* Instructions for the task
Reproduce each line of the material exactly, minus any picture.

* Record list
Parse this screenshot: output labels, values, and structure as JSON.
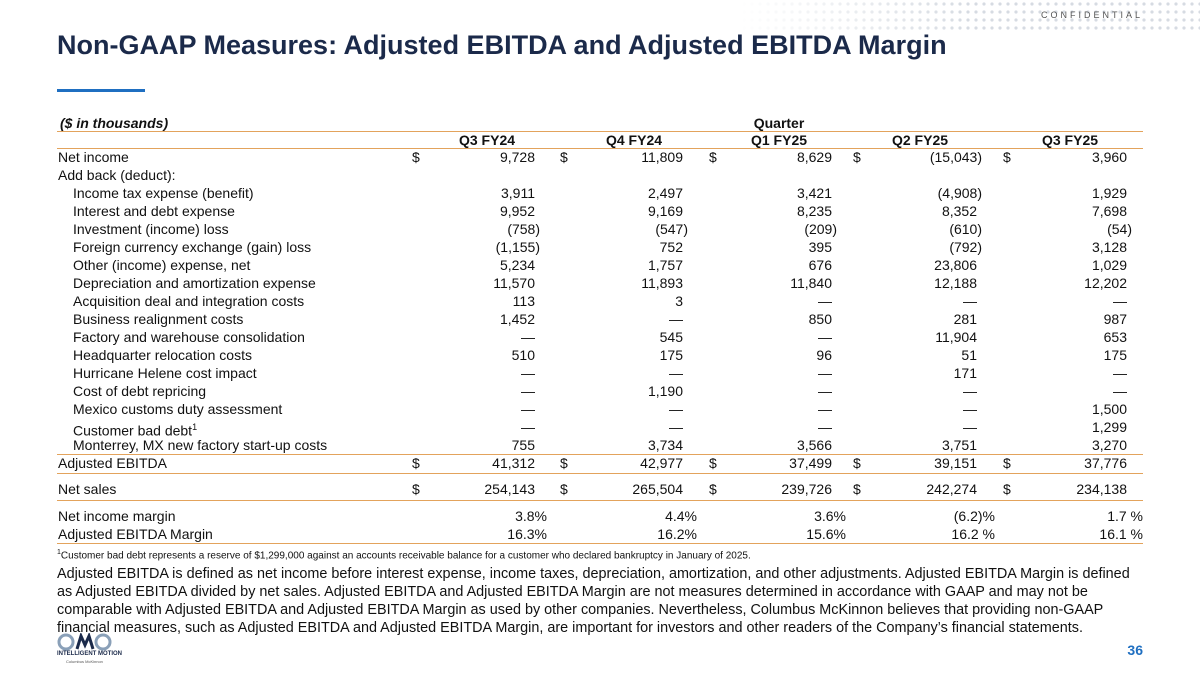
{
  "header": {
    "confidential": "CONFIDENTIAL",
    "title": "Non-GAAP Measures: Adjusted EBITDA and Adjusted EBITDA Margin"
  },
  "table": {
    "unit_label": "($ in thousands)",
    "group_header": "Quarter",
    "currency": "$",
    "columns": [
      "Q3 FY24",
      "Q4 FY24",
      "Q1 FY25",
      "Q2 FY25",
      "Q3 FY25"
    ],
    "rows": [
      {
        "label": "Net income",
        "currency": true,
        "cells": [
          "9,728",
          "11,809",
          "8,629",
          "(15,043)",
          "3,960"
        ]
      },
      {
        "label": "Add back (deduct):"
      },
      {
        "label": "Income tax expense (benefit)",
        "indent": true,
        "cells": [
          "3,911",
          "2,497",
          "3,421",
          "(4,908)",
          "1,929"
        ]
      },
      {
        "label": "Interest and debt expense",
        "indent": true,
        "cells": [
          "9,952",
          "9,169",
          "8,235",
          "8,352",
          "7,698"
        ]
      },
      {
        "label": "Investment (income) loss",
        "indent": true,
        "cells": [
          "(758)",
          "(547)",
          "(209)",
          "(610)",
          "(54)"
        ]
      },
      {
        "label": "Foreign currency exchange (gain) loss",
        "indent": true,
        "cells": [
          "(1,155)",
          "752",
          "395",
          "(792)",
          "3,128"
        ]
      },
      {
        "label": "Other (income) expense, net",
        "indent": true,
        "cells": [
          "5,234",
          "1,757",
          "676",
          "23,806",
          "1,029"
        ]
      },
      {
        "label": "Depreciation and amortization expense",
        "indent": true,
        "cells": [
          "11,570",
          "11,893",
          "11,840",
          "12,188",
          "12,202"
        ]
      },
      {
        "label": "Acquisition deal and integration costs",
        "indent": true,
        "cells": [
          "113",
          "3",
          "—",
          "—",
          "—"
        ]
      },
      {
        "label": "Business realignment costs",
        "indent": true,
        "cells": [
          "1,452",
          "—",
          "850",
          "281",
          "987"
        ]
      },
      {
        "label": "Factory and warehouse consolidation",
        "indent": true,
        "cells": [
          "—",
          "545",
          "—",
          "11,904",
          "653"
        ]
      },
      {
        "label": "Headquarter relocation costs",
        "indent": true,
        "cells": [
          "510",
          "175",
          "96",
          "51",
          "175"
        ]
      },
      {
        "label": "Hurricane Helene cost impact",
        "indent": true,
        "cells": [
          "—",
          "—",
          "—",
          "171",
          "—"
        ]
      },
      {
        "label": "Cost of debt repricing",
        "indent": true,
        "cells": [
          "—",
          "1,190",
          "—",
          "—",
          "—"
        ]
      },
      {
        "label": "Mexico customs duty assessment",
        "indent": true,
        "cells": [
          "—",
          "—",
          "—",
          "—",
          "1,500"
        ]
      },
      {
        "label": "Customer bad debt",
        "footnote_mark": "1",
        "indent": true,
        "cells": [
          "—",
          "—",
          "—",
          "—",
          "1,299"
        ]
      },
      {
        "label": "Monterrey, MX new factory start-up costs",
        "indent": true,
        "cells": [
          "755",
          "3,734",
          "3,566",
          "3,751",
          "3,270"
        ]
      },
      {
        "label": "Adjusted EBITDA",
        "currency": true,
        "cells": [
          "41,312",
          "42,977",
          "37,499",
          "39,151",
          "37,776"
        ]
      },
      {
        "label": "Net sales",
        "currency": true,
        "cells": [
          "254,143",
          "265,504",
          "239,726",
          "242,274",
          "234,138"
        ]
      },
      {
        "label": "Net income margin",
        "percent": true,
        "cells": [
          "3.8%",
          "4.4%",
          "3.6%",
          "(6.2)%",
          "1.7 %"
        ]
      },
      {
        "label": "Adjusted EBITDA Margin",
        "percent": true,
        "cells": [
          "16.3%",
          "16.2%",
          "15.6%",
          "16.2 %",
          "16.1 %"
        ]
      }
    ]
  },
  "footnote": {
    "mark": "1",
    "text": "Customer bad debt represents a reserve of $1,299,000 against an accounts receivable balance for a customer who declared bankruptcy in January of 2025."
  },
  "definition": "Adjusted EBITDA is defined as net income before interest expense, income taxes, depreciation, amortization, and other adjustments.  Adjusted EBITDA Margin is defined as Adjusted EBITDA divided by net sales.  Adjusted EBITDA and Adjusted EBITDA Margin are not measures determined in accordance with GAAP and may not be comparable with Adjusted EBITDA and Adjusted EBITDA Margin as used by other companies.  Nevertheless, Columbus McKinnon believes that providing non-GAAP financial measures, such as Adjusted EBITDA and Adjusted EBITDA Margin, are important for investors and other readers of the Company’s financial statements.",
  "logo": {
    "tagline": "INTELLIGENT MOTION",
    "company": "Columbus McKinnon"
  },
  "page_number": "36"
}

* Exercise response
Parse this screenshot: output labels, values, and structure as JSON.
{
  "header": {
    "confidential": "CONFIDENTIAL",
    "title": "Non-GAAP Measures: Adjusted EBITDA and Adjusted EBITDA Margin"
  },
  "table": {
    "unit_label": "($ in thousands)",
    "group_header": "Quarter",
    "currency": "$",
    "columns": [
      "Q3 FY24",
      "Q4 FY24",
      "Q1 FY25",
      "Q2 FY25",
      "Q3 FY25"
    ],
    "rows": [
      {
        "label": "Net income",
        "currency": true,
        "cells": [
          "9,728",
          "11,809",
          "8,629",
          "(15,043)",
          "3,960"
        ]
      },
      {
        "label": "Add back (deduct):"
      },
      {
        "label": "Income tax expense (benefit)",
        "indent": true,
        "cells": [
          "3,911",
          "2,497",
          "3,421",
          "(4,908)",
          "1,929"
        ]
      },
      {
        "label": "Interest and debt expense",
        "indent": true,
        "cells": [
          "9,952",
          "9,169",
          "8,235",
          "8,352",
          "7,698"
        ]
      },
      {
        "label": "Investment (income) loss",
        "indent": true,
        "cells": [
          "(758)",
          "(547)",
          "(209)",
          "(610)",
          "(54)"
        ]
      },
      {
        "label": "Foreign currency exchange (gain) loss",
        "indent": true,
        "cells": [
          "(1,155)",
          "752",
          "395",
          "(792)",
          "3,128"
        ]
      },
      {
        "label": "Other (income) expense, net",
        "indent": true,
        "cells": [
          "5,234",
          "1,757",
          "676",
          "23,806",
          "1,029"
        ]
      },
      {
        "label": "Depreciation and amortization expense",
        "indent": true,
        "cells": [
          "11,570",
          "11,893",
          "11,840",
          "12,188",
          "12,202"
        ]
      },
      {
        "label": "Acquisition deal and integration costs",
        "indent": true,
        "cells": [
          "113",
          "3",
          "—",
          "—",
          "—"
        ]
      },
      {
        "label": "Business realignment costs",
        "indent": true,
        "cells": [
          "1,452",
          "—",
          "850",
          "281",
          "987"
        ]
      },
      {
        "label": "Factory and warehouse consolidation",
        "indent": true,
        "cells": [
          "—",
          "545",
          "—",
          "11,904",
          "653"
        ]
      },
      {
        "label": "Headquarter relocation costs",
        "indent": true,
        "cells": [
          "510",
          "175",
          "96",
          "51",
          "175"
        ]
      },
      {
        "label": "Hurricane Helene cost impact",
        "indent": true,
        "cells": [
          "—",
          "—",
          "—",
          "171",
          "—"
        ]
      },
      {
        "label": "Cost of debt repricing",
        "indent": true,
        "cells": [
          "—",
          "1,190",
          "—",
          "—",
          "—"
        ]
      },
      {
        "label": "Mexico customs duty assessment",
        "indent": true,
        "cells": [
          "—",
          "—",
          "—",
          "—",
          "1,500"
        ]
      },
      {
        "label": "Customer bad debt",
        "footnote_mark": "1",
        "indent": true,
        "cells": [
          "—",
          "—",
          "—",
          "—",
          "1,299"
        ]
      },
      {
        "label": "Monterrey, MX new factory start-up costs",
        "indent": true,
        "cells": [
          "755",
          "3,734",
          "3,566",
          "3,751",
          "3,270"
        ]
      },
      {
        "label": "Adjusted EBITDA",
        "currency": true,
        "cells": [
          "41,312",
          "42,977",
          "37,499",
          "39,151",
          "37,776"
        ]
      },
      {
        "label": "Net sales",
        "currency": true,
        "cells": [
          "254,143",
          "265,504",
          "239,726",
          "242,274",
          "234,138"
        ]
      },
      {
        "label": "Net income margin",
        "percent": true,
        "cells": [
          "3.8%",
          "4.4%",
          "3.6%",
          "(6.2)%",
          "1.7 %"
        ]
      },
      {
        "label": "Adjusted EBITDA Margin",
        "percent": true,
        "cells": [
          "16.3%",
          "16.2%",
          "15.6%",
          "16.2 %",
          "16.1 %"
        ]
      }
    ]
  },
  "footnote": {
    "mark": "1",
    "text": "Customer bad debt represents a reserve of $1,299,000 against an accounts receivable balance for a customer who declared bankruptcy in January of 2025."
  },
  "definition": "Adjusted EBITDA is defined as net income before interest expense, income taxes, depreciation, amortization, and other adjustments.  Adjusted EBITDA Margin is defined as Adjusted EBITDA divided by net sales.  Adjusted EBITDA and Adjusted EBITDA Margin are not measures determined in accordance with GAAP and may not be comparable with Adjusted EBITDA and Adjusted EBITDA Margin as used by other companies.  Nevertheless, Columbus McKinnon believes that providing non-GAAP financial measures, such as Adjusted EBITDA and Adjusted EBITDA Margin, are important for investors and other readers of the Company’s financial statements.",
  "logo": {
    "tagline": "INTELLIGENT MOTION",
    "company": "Columbus McKinnon"
  },
  "page_number": "36"
}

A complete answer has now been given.